**Goal:** Look over the lines below. Report each one that includes the string "各街道办事处".

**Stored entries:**
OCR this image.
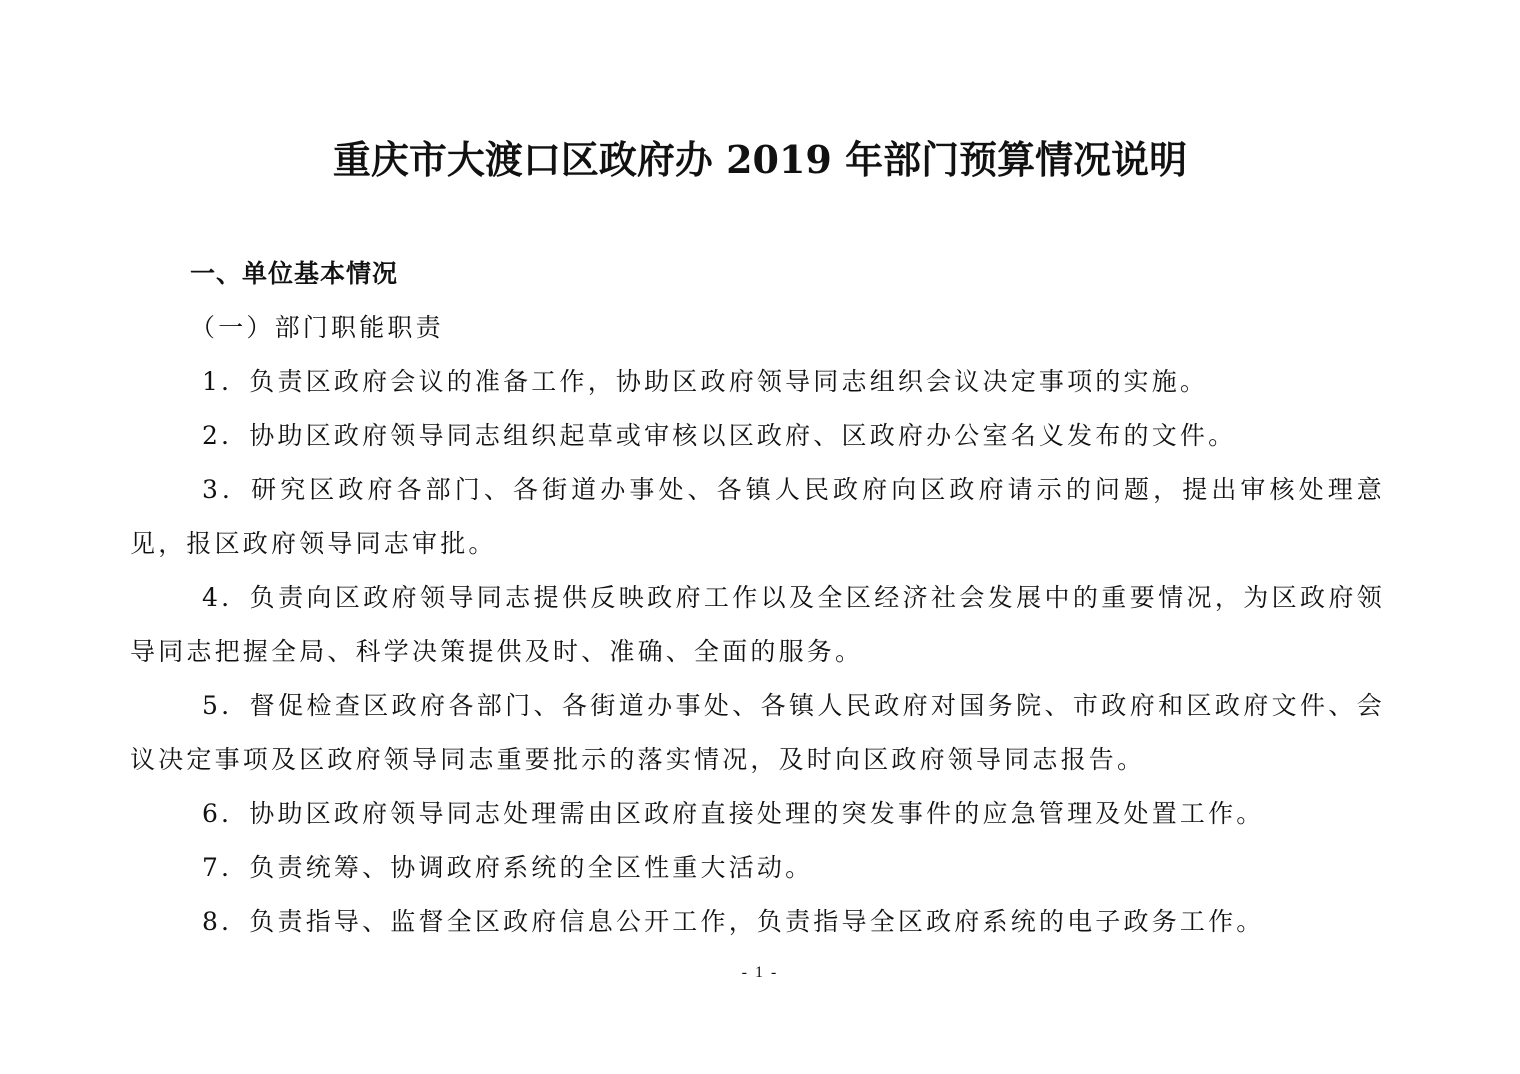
重庆市大渡口区政府办 2019 年部门预算情况说明

一、单位基本情况

（一）部门职能职责

1．负责区政府会议的准备工作，协助区政府领导同志组织会议决定事项的实施。

2．协助区政府领导同志组织起草或审核以区政府、区政府办公室名义发布的文件。

3．研究区政府各部门、各街道办事处、各镇人民政府向区政府请示的问题，提出审核处理意见，报区政府领导同志审批。

4．负责向区政府领导同志提供反映政府工作以及全区经济社会发展中的重要情况，为区政府领导同志把握全局、科学决策提供及时、准确、全面的服务。

5．督促检查区政府各部门、各街道办事处、各镇人民政府对国务院、市政府和区政府文件、会议决定事项及区政府领导同志重要批示的落实情况，及时向区政府领导同志报告。

6．协助区政府领导同志处理需由区政府直接处理的突发事件的应急管理及处置工作。

7．负责统筹、协调政府系统的全区性重大活动。

8．负责指导、监督全区政府信息公开工作，负责指导全区政府系统的电子政务工作。

- 1 -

**Result for this task:**
3．研究区政府各部门、各街道办事处、各镇人民政府向区政府请示的问题，提出审核处理意见，报区政府领导同志审批。
5．督促检查区政府各部门、各街道办事处、各镇人民政府对国务院、市政府和区政府文件、会议决定事项及区政府领导同志重要批示的落实情况，及时向区政府领导同志报告。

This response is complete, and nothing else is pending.